------ DATA LINES ------

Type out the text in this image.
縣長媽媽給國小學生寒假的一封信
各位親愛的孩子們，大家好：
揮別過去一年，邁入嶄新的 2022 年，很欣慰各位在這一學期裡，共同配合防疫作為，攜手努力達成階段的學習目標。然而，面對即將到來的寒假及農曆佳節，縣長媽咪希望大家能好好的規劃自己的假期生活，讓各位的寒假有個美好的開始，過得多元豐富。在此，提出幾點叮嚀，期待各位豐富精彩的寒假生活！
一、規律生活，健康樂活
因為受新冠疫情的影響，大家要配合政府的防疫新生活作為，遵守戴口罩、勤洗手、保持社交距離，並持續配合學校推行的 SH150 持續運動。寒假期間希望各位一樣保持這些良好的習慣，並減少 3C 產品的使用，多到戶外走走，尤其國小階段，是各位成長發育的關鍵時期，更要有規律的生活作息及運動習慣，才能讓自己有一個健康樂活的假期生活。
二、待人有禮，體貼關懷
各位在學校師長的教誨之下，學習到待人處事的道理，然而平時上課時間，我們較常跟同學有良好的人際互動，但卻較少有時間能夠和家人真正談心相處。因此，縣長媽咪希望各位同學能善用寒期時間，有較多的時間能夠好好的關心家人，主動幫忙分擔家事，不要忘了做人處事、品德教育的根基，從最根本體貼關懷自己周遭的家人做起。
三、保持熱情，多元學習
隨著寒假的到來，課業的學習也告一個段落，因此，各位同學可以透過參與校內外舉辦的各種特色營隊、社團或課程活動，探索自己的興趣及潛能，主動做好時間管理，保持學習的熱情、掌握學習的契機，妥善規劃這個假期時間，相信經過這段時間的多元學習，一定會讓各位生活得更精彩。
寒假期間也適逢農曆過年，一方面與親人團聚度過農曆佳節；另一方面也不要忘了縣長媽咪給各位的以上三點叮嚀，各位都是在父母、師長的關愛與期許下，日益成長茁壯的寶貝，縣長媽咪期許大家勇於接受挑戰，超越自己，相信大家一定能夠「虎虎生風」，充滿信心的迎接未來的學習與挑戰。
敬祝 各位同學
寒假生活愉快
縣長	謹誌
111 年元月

------

THE REQUEST: Print the material once more, exactly.

CORRECT RESULT:
Type out the text in this image.
縣長媽媽給國小學生寒假的一封信
各位親愛的孩子們，大家好：
揮別過去一年，邁入嶄新的 2022 年，很欣慰各位在這一學期裡，共同配合防疫作為，攜手努力達成階段的學習目標。然而，面對即將到來的寒假及農曆佳節，縣長媽咪希望大家能好好的規劃自己的假期生活，讓各位的寒假有個美好的開始，過得多元豐富。在此，提出幾點叮嚀，期待各位豐富精彩的寒假生活！
一、規律生活，健康樂活
因為受新冠疫情的影響，大家要配合政府的防疫新生活作為，遵守戴口罩、勤洗手、保持社交距離，並持續配合學校推行的 SH150 持續運動。寒假期間希望各位一樣保持這些良好的習慣，並減少 3C 產品的使用，多到戶外走走，尤其國小階段，是各位成長發育的關鍵時期，更要有規律的生活作息及運動習慣，才能讓自己有一個健康樂活的假期生活。
二、待人有禮，體貼關懷
各位在學校師長的教誨之下，學習到待人處事的道理，然而平時上課時間，我們較常跟同學有良好的人際互動，但卻較少有時間能夠和家人真正談心相處。因此，縣長媽咪希望各位同學能善用寒期時間，有較多的時間能夠好好的關心家人，主動幫忙分擔家事，不要忘了做人處事、品德教育的根基，從最根本體貼關懷自己周遭的家人做起。
三、保持熱情，多元學習
隨著寒假的到來，課業的學習也告一個段落，因此，各位同學可以透過參與校內外舉辦的各種特色營隊、社團或課程活動，探索自己的興趣及潛能，主動做好時間管理，保持學習的熱情、掌握學習的契機，妥善規劃這個假期時間，相信經過這段時間的多元學習，一定會讓各位生活得更精彩。
寒假期間也適逢農曆過年，一方面與親人團聚度過農曆佳節；另一方面也不要忘了縣長媽咪給各位的以上三點叮嚀，各位都是在父母、師長的關愛與期許下，日益成長茁壯的寶貝，縣長媽咪期許大家勇於接受挑戰，超越自己，相信大家一定能夠「虎虎生風」，充滿信心的迎接未來的學習與挑戰。
敬祝 各位同學
寒假生活愉快
縣長	謹誌
111 年元月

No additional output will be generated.